++++ Provided records ++++

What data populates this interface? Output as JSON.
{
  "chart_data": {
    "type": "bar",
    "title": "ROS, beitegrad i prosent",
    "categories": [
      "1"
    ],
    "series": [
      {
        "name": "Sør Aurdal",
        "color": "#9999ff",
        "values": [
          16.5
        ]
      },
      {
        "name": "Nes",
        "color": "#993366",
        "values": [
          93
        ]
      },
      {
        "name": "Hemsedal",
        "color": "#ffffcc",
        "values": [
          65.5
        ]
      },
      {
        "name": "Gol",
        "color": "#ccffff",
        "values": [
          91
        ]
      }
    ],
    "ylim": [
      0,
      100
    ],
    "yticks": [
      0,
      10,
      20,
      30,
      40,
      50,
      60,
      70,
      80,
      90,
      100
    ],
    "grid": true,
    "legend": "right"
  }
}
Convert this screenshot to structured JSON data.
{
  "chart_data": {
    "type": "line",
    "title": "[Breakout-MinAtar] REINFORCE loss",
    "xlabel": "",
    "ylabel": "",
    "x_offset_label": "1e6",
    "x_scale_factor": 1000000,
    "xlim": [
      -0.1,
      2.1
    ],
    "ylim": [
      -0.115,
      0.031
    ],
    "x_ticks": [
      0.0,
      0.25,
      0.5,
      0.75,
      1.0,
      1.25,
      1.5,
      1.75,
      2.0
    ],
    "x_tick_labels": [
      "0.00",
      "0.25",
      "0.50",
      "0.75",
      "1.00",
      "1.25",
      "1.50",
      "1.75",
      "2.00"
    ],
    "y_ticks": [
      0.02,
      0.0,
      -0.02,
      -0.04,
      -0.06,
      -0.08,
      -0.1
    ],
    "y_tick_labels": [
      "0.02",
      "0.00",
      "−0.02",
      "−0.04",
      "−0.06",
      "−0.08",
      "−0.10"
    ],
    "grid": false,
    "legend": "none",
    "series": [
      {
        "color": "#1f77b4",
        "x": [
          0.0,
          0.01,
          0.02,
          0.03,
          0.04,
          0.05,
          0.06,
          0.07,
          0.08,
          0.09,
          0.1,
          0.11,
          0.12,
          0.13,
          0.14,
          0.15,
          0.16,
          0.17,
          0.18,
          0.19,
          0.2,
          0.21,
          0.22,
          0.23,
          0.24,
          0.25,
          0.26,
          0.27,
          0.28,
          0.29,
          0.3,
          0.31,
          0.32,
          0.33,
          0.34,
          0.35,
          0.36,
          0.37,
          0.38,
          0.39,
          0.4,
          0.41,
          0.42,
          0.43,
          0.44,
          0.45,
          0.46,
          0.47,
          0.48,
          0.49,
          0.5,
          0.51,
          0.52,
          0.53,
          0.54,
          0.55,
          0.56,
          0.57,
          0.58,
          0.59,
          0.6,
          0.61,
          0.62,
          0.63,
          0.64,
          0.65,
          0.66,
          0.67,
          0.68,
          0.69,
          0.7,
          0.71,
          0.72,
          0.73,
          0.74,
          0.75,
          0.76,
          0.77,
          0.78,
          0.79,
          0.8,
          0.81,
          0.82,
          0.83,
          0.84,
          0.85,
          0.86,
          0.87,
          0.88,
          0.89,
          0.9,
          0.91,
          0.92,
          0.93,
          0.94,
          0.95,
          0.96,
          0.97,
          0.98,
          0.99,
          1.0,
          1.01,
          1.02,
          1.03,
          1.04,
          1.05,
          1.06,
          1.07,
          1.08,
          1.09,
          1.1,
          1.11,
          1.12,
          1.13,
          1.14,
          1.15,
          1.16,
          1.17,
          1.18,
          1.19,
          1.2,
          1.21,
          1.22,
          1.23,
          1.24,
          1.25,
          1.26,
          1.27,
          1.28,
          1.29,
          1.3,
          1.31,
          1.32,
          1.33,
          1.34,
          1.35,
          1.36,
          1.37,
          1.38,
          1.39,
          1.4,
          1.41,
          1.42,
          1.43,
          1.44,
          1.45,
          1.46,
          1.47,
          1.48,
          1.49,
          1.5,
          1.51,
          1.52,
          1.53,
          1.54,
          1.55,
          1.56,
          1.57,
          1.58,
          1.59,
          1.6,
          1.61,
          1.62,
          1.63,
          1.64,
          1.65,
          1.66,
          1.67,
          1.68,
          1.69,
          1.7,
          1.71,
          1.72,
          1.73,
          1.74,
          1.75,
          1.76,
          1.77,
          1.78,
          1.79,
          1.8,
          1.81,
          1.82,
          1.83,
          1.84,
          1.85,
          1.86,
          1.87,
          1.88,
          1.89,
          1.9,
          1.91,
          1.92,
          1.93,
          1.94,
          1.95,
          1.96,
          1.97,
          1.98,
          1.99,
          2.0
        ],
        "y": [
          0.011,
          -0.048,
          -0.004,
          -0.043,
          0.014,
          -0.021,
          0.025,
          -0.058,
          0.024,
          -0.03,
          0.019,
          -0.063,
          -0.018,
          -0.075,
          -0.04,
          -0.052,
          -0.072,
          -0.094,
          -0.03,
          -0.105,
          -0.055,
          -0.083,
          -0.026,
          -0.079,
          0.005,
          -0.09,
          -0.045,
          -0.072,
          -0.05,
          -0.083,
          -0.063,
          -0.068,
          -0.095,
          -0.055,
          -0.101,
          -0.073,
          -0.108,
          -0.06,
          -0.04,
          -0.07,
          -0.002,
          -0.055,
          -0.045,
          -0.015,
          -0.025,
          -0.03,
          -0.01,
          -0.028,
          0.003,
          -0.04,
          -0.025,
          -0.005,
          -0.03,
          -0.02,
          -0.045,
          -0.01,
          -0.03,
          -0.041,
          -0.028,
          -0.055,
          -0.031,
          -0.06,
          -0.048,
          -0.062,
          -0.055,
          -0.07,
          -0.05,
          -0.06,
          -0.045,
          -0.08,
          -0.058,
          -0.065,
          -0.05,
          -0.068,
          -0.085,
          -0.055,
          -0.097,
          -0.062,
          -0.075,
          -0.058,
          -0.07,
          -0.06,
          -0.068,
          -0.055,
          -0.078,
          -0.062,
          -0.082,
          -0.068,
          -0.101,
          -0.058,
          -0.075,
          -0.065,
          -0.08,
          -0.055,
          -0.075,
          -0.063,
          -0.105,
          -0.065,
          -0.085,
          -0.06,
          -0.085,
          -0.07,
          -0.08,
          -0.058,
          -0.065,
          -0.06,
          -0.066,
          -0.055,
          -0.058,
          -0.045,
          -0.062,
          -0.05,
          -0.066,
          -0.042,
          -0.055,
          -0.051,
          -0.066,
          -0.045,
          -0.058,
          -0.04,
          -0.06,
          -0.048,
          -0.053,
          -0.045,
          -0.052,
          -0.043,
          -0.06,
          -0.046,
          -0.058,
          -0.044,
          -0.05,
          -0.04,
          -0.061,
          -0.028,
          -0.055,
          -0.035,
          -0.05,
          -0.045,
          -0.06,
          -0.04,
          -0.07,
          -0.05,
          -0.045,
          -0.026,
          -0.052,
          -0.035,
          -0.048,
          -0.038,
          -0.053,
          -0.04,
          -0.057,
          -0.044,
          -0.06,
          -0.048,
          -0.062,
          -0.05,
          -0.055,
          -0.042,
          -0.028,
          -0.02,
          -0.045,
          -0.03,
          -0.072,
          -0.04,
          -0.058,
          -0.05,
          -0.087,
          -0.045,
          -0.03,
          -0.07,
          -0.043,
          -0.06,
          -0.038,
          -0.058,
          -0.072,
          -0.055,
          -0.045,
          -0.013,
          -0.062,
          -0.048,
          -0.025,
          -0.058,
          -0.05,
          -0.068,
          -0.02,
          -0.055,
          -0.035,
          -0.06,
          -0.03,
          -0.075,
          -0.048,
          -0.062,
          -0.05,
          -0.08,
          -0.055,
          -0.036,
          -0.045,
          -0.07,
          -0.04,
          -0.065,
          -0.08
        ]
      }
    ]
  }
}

++++

Pick out and copy the lines of the material that include the word "color".

        "color": "#9999ff",
        "color": "#993366",
        "color": "#ffffcc",
        "color": "#ccffff",
        "color": "#1f77b4",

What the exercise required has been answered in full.